### Work to complete
Return every line of the records below unchanged, character for character.

^^^^^^^^

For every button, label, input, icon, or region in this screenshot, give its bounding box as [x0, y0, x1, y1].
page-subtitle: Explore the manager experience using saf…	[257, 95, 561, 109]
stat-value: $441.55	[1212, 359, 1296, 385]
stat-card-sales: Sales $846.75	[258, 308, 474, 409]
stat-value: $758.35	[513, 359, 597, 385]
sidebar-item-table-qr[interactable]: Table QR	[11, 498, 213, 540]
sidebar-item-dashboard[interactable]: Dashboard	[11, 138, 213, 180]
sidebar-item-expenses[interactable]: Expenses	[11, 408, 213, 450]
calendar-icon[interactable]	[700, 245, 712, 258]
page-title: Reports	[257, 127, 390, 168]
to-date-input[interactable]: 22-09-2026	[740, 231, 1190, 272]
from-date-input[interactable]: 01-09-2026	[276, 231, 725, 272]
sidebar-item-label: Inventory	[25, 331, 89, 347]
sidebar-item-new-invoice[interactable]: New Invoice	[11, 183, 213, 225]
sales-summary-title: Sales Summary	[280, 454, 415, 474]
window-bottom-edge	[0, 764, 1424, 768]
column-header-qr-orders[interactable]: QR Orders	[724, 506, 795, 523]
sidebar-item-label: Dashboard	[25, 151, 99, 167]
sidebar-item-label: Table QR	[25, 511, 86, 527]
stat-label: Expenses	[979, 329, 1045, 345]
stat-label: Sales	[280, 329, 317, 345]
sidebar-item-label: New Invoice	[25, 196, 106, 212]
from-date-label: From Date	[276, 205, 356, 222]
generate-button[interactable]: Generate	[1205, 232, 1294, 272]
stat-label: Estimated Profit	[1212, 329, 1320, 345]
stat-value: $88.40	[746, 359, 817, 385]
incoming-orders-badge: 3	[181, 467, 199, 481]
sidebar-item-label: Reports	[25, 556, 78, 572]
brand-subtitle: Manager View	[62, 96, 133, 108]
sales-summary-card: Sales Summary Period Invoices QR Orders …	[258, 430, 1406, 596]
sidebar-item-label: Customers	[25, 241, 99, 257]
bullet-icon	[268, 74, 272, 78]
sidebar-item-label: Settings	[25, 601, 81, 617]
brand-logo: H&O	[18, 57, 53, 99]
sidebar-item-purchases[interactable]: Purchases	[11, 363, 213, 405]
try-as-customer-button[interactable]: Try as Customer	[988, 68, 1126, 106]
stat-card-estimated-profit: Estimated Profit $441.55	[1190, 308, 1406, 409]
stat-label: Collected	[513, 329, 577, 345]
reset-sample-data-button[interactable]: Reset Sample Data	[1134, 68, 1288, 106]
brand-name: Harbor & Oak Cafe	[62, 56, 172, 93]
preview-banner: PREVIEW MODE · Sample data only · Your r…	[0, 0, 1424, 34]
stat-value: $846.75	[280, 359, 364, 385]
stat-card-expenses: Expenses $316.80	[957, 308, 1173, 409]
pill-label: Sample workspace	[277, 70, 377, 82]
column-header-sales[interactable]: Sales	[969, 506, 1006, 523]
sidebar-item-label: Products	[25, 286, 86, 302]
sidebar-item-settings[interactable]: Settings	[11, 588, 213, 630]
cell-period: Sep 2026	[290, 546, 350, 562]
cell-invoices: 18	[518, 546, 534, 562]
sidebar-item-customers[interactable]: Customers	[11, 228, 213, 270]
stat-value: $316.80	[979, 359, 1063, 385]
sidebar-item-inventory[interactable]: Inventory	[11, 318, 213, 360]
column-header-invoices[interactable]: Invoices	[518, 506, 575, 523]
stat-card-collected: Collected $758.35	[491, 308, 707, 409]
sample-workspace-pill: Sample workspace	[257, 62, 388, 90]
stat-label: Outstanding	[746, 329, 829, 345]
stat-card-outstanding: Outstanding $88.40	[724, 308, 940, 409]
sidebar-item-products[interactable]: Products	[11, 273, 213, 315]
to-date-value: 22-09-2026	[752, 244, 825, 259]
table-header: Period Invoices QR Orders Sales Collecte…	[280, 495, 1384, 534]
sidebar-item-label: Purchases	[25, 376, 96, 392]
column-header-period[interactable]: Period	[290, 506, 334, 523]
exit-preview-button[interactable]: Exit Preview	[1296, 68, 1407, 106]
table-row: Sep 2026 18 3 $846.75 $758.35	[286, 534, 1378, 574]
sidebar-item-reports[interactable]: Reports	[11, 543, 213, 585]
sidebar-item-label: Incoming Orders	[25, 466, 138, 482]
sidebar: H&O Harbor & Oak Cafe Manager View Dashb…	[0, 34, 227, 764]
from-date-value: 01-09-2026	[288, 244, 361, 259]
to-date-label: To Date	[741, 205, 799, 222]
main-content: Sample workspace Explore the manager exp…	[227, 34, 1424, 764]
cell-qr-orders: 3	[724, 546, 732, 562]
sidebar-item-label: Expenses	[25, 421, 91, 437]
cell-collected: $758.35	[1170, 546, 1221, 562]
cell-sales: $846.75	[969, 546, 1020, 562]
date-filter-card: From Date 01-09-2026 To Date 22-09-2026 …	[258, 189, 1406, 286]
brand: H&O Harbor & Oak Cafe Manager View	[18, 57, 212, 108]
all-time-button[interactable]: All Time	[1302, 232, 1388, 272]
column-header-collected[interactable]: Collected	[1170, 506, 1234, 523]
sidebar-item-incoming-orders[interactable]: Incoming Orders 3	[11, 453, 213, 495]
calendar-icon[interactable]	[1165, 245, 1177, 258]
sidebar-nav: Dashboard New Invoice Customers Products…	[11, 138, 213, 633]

^^^^^^^^

### Exercise solution
For every button, label, input, icon, or region in this screenshot, give its bounding box as [x0, y0, x1, y1].
page-subtitle: Explore the manager experience using saf…	[257, 95, 561, 109]
stat-value: $441.55	[1212, 359, 1296, 385]
stat-card-sales: Sales $846.75	[258, 308, 474, 409]
stat-value: $758.35	[513, 359, 597, 385]
sidebar-item-table-qr[interactable]: Table QR	[11, 498, 213, 540]
sidebar-item-dashboard[interactable]: Dashboard	[11, 138, 213, 180]
sidebar-item-expenses[interactable]: Expenses	[11, 408, 213, 450]
calendar-icon[interactable]	[700, 245, 712, 258]
page-title: Reports	[257, 127, 390, 168]
to-date-input[interactable]: 22-09-2026	[740, 231, 1190, 272]
from-date-input[interactable]: 01-09-2026	[276, 231, 725, 272]
sidebar-item-label: Inventory	[25, 331, 89, 347]
sidebar-item-new-invoice[interactable]: New Invoice	[11, 183, 213, 225]
sales-summary-title: Sales Summary	[280, 454, 415, 474]
window-bottom-edge	[0, 764, 1424, 768]
column-header-qr-orders[interactable]: QR Orders	[724, 506, 795, 523]
sidebar-item-label: Dashboard	[25, 151, 99, 167]
sidebar-item-label: Table QR	[25, 511, 86, 527]
stat-label: Expenses	[979, 329, 1045, 345]
stat-label: Sales	[280, 329, 317, 345]
sidebar-item-label: New Invoice	[25, 196, 106, 212]
from-date-label: From Date	[276, 205, 356, 222]
generate-button[interactable]: Generate	[1205, 232, 1294, 272]
stat-label: Estimated Profit	[1212, 329, 1320, 345]
stat-value: $88.40	[746, 359, 817, 385]
incoming-orders-badge: 3	[181, 467, 199, 481]
sidebar-item-label: Reports	[25, 556, 78, 572]
brand-subtitle: Manager View	[62, 96, 133, 108]
sales-summary-card: Sales Summary Period Invoices QR Orders …	[258, 430, 1406, 596]
sidebar-item-label: Customers	[25, 241, 99, 257]
bullet-icon	[268, 74, 272, 78]
sidebar-item-label: Settings	[25, 601, 81, 617]
brand-logo: H&O	[18, 57, 53, 99]
sidebar-item-purchases[interactable]: Purchases	[11, 363, 213, 405]
try-as-customer-button[interactable]: Try as Customer	[988, 68, 1126, 106]
stat-card-estimated-profit: Estimated Profit $441.55	[1190, 308, 1406, 409]
stat-label: Collected	[513, 329, 577, 345]
reset-sample-data-button[interactable]: Reset Sample Data	[1134, 68, 1288, 106]
brand-name: Harbor & Oak Cafe	[62, 56, 172, 93]
preview-banner: PREVIEW MODE · Sample data only · Your r…	[0, 0, 1424, 34]
stat-value: $846.75	[280, 359, 364, 385]
stat-card-expenses: Expenses $316.80	[957, 308, 1173, 409]
pill-label: Sample workspace	[277, 70, 377, 82]
column-header-sales[interactable]: Sales	[969, 506, 1006, 523]
sidebar-item-label: Products	[25, 286, 86, 302]
sidebar-item-settings[interactable]: Settings	[11, 588, 213, 630]
cell-period: Sep 2026	[290, 546, 350, 562]
cell-invoices: 18	[518, 546, 534, 562]
sidebar-item-customers[interactable]: Customers	[11, 228, 213, 270]
stat-value: $316.80	[979, 359, 1063, 385]
sidebar-item-inventory[interactable]: Inventory	[11, 318, 213, 360]
column-header-invoices[interactable]: Invoices	[518, 506, 575, 523]
stat-card-collected: Collected $758.35	[491, 308, 707, 409]
sample-workspace-pill: Sample workspace	[257, 62, 388, 90]
stat-label: Outstanding	[746, 329, 829, 345]
stat-card-outstanding: Outstanding $88.40	[724, 308, 940, 409]
sidebar-item-products[interactable]: Products	[11, 273, 213, 315]
to-date-value: 22-09-2026	[752, 244, 825, 259]
table-header: Period Invoices QR Orders Sales Collecte…	[280, 495, 1384, 534]
sidebar-item-label: Purchases	[25, 376, 96, 392]
column-header-period[interactable]: Period	[290, 506, 334, 523]
exit-preview-button[interactable]: Exit Preview	[1296, 68, 1407, 106]
table-row: Sep 2026 18 3 $846.75 $758.35	[286, 534, 1378, 574]
sidebar-item-reports[interactable]: Reports	[11, 543, 213, 585]
sidebar-item-label: Incoming Orders	[25, 466, 138, 482]
sidebar: H&O Harbor & Oak Cafe Manager View Dashb…	[0, 34, 227, 764]
from-date-value: 01-09-2026	[288, 244, 361, 259]
to-date-label: To Date	[741, 205, 799, 222]
main-content: Sample workspace Explore the manager exp…	[227, 34, 1424, 764]
cell-qr-orders: 3	[724, 546, 732, 562]
sidebar-item-label: Expenses	[25, 421, 91, 437]
cell-collected: $758.35	[1170, 546, 1221, 562]
cell-sales: $846.75	[969, 546, 1020, 562]
date-filter-card: From Date 01-09-2026 To Date 22-09-2026 …	[258, 189, 1406, 286]
brand: H&O Harbor & Oak Cafe Manager View	[18, 57, 212, 108]
all-time-button[interactable]: All Time	[1302, 232, 1388, 272]
column-header-collected[interactable]: Collected	[1170, 506, 1234, 523]
sidebar-item-incoming-orders[interactable]: Incoming Orders 3	[11, 453, 213, 495]
calendar-icon[interactable]	[1165, 245, 1177, 258]
sidebar-nav: Dashboard New Invoice Customers Products…	[11, 138, 213, 633]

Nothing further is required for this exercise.